GIVEN TASK:
Repeat the material in full. Keep every line exactly as it is.

Data entries:

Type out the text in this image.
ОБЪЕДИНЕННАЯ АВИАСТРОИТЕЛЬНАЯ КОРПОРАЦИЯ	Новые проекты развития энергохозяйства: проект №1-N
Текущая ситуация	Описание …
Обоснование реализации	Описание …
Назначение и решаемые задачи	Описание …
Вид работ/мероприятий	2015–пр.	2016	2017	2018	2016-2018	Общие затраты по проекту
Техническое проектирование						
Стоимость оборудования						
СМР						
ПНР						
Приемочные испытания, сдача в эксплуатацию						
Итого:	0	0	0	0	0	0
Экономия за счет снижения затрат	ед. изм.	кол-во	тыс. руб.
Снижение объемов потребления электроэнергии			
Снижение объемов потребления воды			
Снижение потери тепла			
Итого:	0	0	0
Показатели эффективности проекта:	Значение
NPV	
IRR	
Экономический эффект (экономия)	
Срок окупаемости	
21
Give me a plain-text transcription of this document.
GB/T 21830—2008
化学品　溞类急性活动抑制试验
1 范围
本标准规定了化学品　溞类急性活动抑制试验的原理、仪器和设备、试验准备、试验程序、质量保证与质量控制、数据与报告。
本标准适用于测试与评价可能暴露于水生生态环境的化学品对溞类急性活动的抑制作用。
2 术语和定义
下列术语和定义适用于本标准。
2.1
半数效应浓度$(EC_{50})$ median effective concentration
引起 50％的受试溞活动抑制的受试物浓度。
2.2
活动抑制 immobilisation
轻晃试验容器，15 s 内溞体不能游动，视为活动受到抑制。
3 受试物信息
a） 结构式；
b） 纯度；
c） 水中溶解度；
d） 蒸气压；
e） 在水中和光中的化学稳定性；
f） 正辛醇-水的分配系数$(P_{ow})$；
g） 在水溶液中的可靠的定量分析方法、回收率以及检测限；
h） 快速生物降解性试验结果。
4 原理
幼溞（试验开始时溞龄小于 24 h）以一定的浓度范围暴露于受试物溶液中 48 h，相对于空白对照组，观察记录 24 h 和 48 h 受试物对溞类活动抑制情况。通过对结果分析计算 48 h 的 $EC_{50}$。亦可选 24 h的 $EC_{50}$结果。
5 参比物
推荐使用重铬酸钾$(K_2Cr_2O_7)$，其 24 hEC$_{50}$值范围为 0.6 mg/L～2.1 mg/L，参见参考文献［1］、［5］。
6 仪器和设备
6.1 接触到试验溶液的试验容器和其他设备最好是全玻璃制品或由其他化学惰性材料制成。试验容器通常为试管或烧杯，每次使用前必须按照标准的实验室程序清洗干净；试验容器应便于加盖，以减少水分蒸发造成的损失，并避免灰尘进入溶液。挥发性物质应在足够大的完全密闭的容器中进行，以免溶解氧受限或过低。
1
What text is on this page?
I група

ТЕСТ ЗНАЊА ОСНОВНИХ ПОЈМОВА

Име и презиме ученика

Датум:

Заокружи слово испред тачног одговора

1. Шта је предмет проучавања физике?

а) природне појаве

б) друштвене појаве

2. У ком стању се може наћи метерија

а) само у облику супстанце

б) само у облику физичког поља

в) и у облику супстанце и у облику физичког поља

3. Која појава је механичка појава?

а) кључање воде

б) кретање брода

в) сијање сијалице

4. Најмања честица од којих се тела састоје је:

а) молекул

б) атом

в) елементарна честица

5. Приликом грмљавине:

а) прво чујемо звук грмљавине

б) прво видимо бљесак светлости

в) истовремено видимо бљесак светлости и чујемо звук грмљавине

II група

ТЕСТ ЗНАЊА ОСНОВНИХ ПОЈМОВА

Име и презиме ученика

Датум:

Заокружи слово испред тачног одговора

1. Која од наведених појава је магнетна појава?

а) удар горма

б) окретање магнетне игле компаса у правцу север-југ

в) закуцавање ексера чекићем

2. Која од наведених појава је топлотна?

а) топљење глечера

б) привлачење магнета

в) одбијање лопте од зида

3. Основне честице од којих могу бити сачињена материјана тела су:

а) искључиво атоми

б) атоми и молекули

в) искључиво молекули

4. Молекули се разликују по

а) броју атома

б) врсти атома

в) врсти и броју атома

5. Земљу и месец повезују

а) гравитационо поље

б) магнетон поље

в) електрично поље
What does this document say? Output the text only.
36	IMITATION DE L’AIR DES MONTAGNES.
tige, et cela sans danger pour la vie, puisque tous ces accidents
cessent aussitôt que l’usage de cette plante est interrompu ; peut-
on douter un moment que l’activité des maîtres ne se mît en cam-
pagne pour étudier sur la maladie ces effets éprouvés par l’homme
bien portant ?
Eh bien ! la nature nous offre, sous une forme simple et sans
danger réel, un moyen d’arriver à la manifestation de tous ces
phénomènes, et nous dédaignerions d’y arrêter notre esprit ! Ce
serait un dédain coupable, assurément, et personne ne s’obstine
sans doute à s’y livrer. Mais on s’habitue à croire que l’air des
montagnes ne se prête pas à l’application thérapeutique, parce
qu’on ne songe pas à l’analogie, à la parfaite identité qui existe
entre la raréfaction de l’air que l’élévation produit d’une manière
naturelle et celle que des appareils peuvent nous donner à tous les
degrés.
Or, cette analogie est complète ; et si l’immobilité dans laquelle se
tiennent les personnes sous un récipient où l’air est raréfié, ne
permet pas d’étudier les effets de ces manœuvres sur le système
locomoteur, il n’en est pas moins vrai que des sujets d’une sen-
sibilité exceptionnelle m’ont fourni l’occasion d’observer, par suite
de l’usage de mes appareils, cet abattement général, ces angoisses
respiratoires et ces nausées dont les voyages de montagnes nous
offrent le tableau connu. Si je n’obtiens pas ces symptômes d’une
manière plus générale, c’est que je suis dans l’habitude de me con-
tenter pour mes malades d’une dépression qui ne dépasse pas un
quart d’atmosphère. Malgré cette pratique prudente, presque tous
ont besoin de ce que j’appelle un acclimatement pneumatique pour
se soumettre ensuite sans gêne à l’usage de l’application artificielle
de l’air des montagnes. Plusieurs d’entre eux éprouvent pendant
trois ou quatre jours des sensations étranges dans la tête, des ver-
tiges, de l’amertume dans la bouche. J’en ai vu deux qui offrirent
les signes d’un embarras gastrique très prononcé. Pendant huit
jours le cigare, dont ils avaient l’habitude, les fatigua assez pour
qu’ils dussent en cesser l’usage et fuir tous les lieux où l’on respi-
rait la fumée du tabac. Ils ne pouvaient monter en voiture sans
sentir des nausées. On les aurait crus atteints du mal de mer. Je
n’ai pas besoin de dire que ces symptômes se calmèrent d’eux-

COMPLETED TASK:
Type out the text in this image.
ОБЪЕДИНЕННАЯ АВИАСТРОИТЕЛЬНАЯ КОРПОРАЦИЯ	Новые проекты развития энергохозяйства: проект №1-N
Текущая ситуация	Описание …
Обоснование реализации	Описание …
Назначение и решаемые задачи	Описание …
Вид работ/мероприятий	2015–пр.	2016	2017	2018	2016-2018	Общие затраты по проекту
Техническое проектирование						
Стоимость оборудования						
СМР						
ПНР						
Приемочные испытания, сдача в эксплуатацию						
Итого:	0	0	0	0	0	0
Экономия за счет снижения затрат	ед. изм.	кол-во	тыс. руб.
Снижение объемов потребления электроэнергии			
Снижение объемов потребления воды			
Снижение потери тепла			
Итого:	0	0	0
Показатели эффективности проекта:	Значение
NPV	
IRR	
Экономический эффект (экономия)	
Срок окупаемости	
21
Give me a plain-text transcription of this document.
GB/T 21830—2008
化学品　溞类急性活动抑制试验
1 范围
本标准规定了化学品　溞类急性活动抑制试验的原理、仪器和设备、试验准备、试验程序、质量保证与质量控制、数据与报告。
本标准适用于测试与评价可能暴露于水生生态环境的化学品对溞类急性活动的抑制作用。
2 术语和定义
下列术语和定义适用于本标准。
2.1
半数效应浓度$(EC_{50})$ median effective concentration
引起 50％的受试溞活动抑制的受试物浓度。
2.2
活动抑制 immobilisation
轻晃试验容器，15 s 内溞体不能游动，视为活动受到抑制。
3 受试物信息
a） 结构式；
b） 纯度；
c） 水中溶解度；
d） 蒸气压；
e） 在水中和光中的化学稳定性；
f） 正辛醇-水的分配系数$(P_{ow})$；
g） 在水溶液中的可靠的定量分析方法、回收率以及检测限；
h） 快速生物降解性试验结果。
4 原理
幼溞（试验开始时溞龄小于 24 h）以一定的浓度范围暴露于受试物溶液中 48 h，相对于空白对照组，观察记录 24 h 和 48 h 受试物对溞类活动抑制情况。通过对结果分析计算 48 h 的 $EC_{50}$。亦可选 24 h的 $EC_{50}$结果。
5 参比物
推荐使用重铬酸钾$(K_2Cr_2O_7)$，其 24 hEC$_{50}$值范围为 0.6 mg/L～2.1 mg/L，参见参考文献［1］、［5］。
6 仪器和设备
6.1 接触到试验溶液的试验容器和其他设备最好是全玻璃制品或由其他化学惰性材料制成。试验容器通常为试管或烧杯，每次使用前必须按照标准的实验室程序清洗干净；试验容器应便于加盖，以减少水分蒸发造成的损失，并避免灰尘进入溶液。挥发性物质应在足够大的完全密闭的容器中进行，以免溶解氧受限或过低。
1
What text is on this page?
I група

ТЕСТ ЗНАЊА ОСНОВНИХ ПОЈМОВА

Име и презиме ученика

Датум:

Заокружи слово испред тачног одговора

1. Шта је предмет проучавања физике?

а) природне појаве

б) друштвене појаве

2. У ком стању се може наћи метерија

а) само у облику супстанце

б) само у облику физичког поља

в) и у облику супстанце и у облику физичког поља

3. Која појава је механичка појава?

а) кључање воде

б) кретање брода

в) сијање сијалице

4. Најмања честица од којих се тела састоје је:

а) молекул

б) атом

в) елементарна честица

5. Приликом грмљавине:

а) прво чујемо звук грмљавине

б) прво видимо бљесак светлости

в) истовремено видимо бљесак светлости и чујемо звук грмљавине

II група

ТЕСТ ЗНАЊА ОСНОВНИХ ПОЈМОВА

Име и презиме ученика

Датум:

Заокружи слово испред тачног одговора

1. Која од наведених појава је магнетна појава?

а) удар горма

б) окретање магнетне игле компаса у правцу север-југ

в) закуцавање ексера чекићем

2. Која од наведених појава је топлотна?

а) топљење глечера

б) привлачење магнета

в) одбијање лопте од зида

3. Основне честице од којих могу бити сачињена материјана тела су:

а) искључиво атоми

б) атоми и молекули

в) искључиво молекули

4. Молекули се разликују по

а) броју атома

б) врсти атома

в) врсти и броју атома

5. Земљу и месец повезују

а) гравитационо поље

б) магнетон поље

в) електрично поље
What does this document say? Output the text only.
36	IMITATION DE L’AIR DES MONTAGNES.
tige, et cela sans danger pour la vie, puisque tous ces accidents
cessent aussitôt que l’usage de cette plante est interrompu ; peut-
on douter un moment que l’activité des maîtres ne se mît en cam-
pagne pour étudier sur la maladie ces effets éprouvés par l’homme
bien portant ?
Eh bien ! la nature nous offre, sous une forme simple et sans
danger réel, un moyen d’arriver à la manifestation de tous ces
phénomènes, et nous dédaignerions d’y arrêter notre esprit ! Ce
serait un dédain coupable, assurément, et personne ne s’obstine
sans doute à s’y livrer. Mais on s’habitue à croire que l’air des
montagnes ne se prête pas à l’application thérapeutique, parce
qu’on ne songe pas à l’analogie, à la parfaite identité qui existe
entre la raréfaction de l’air que l’élévation produit d’une manière
naturelle et celle que des appareils peuvent nous donner à tous les
degrés.
Or, cette analogie est complète ; et si l’immobilité dans laquelle se
tiennent les personnes sous un récipient où l’air est raréfié, ne
permet pas d’étudier les effets de ces manœuvres sur le système
locomoteur, il n’en est pas moins vrai que des sujets d’une sen-
sibilité exceptionnelle m’ont fourni l’occasion d’observer, par suite
de l’usage de mes appareils, cet abattement général, ces angoisses
respiratoires et ces nausées dont les voyages de montagnes nous
offrent le tableau connu. Si je n’obtiens pas ces symptômes d’une
manière plus générale, c’est que je suis dans l’habitude de me con-
tenter pour mes malades d’une dépression qui ne dépasse pas un
quart d’atmosphère. Malgré cette pratique prudente, presque tous
ont besoin de ce que j’appelle un acclimatement pneumatique pour
se soumettre ensuite sans gêne à l’usage de l’application artificielle
de l’air des montagnes. Plusieurs d’entre eux éprouvent pendant
trois ou quatre jours des sensations étranges dans la tête, des ver-
tiges, de l’amertume dans la bouche. J’en ai vu deux qui offrirent
les signes d’un embarras gastrique très prononcé. Pendant huit
jours le cigare, dont ils avaient l’habitude, les fatigua assez pour
qu’ils dussent en cesser l’usage et fuir tous les lieux où l’on respi-
rait la fumée du tabac. Ils ne pouvaient monter en voiture sans
sentir des nausées. On les aurait crus atteints du mal de mer. Je
n’ai pas besoin de dire que ces symptômes se calmèrent d’eux-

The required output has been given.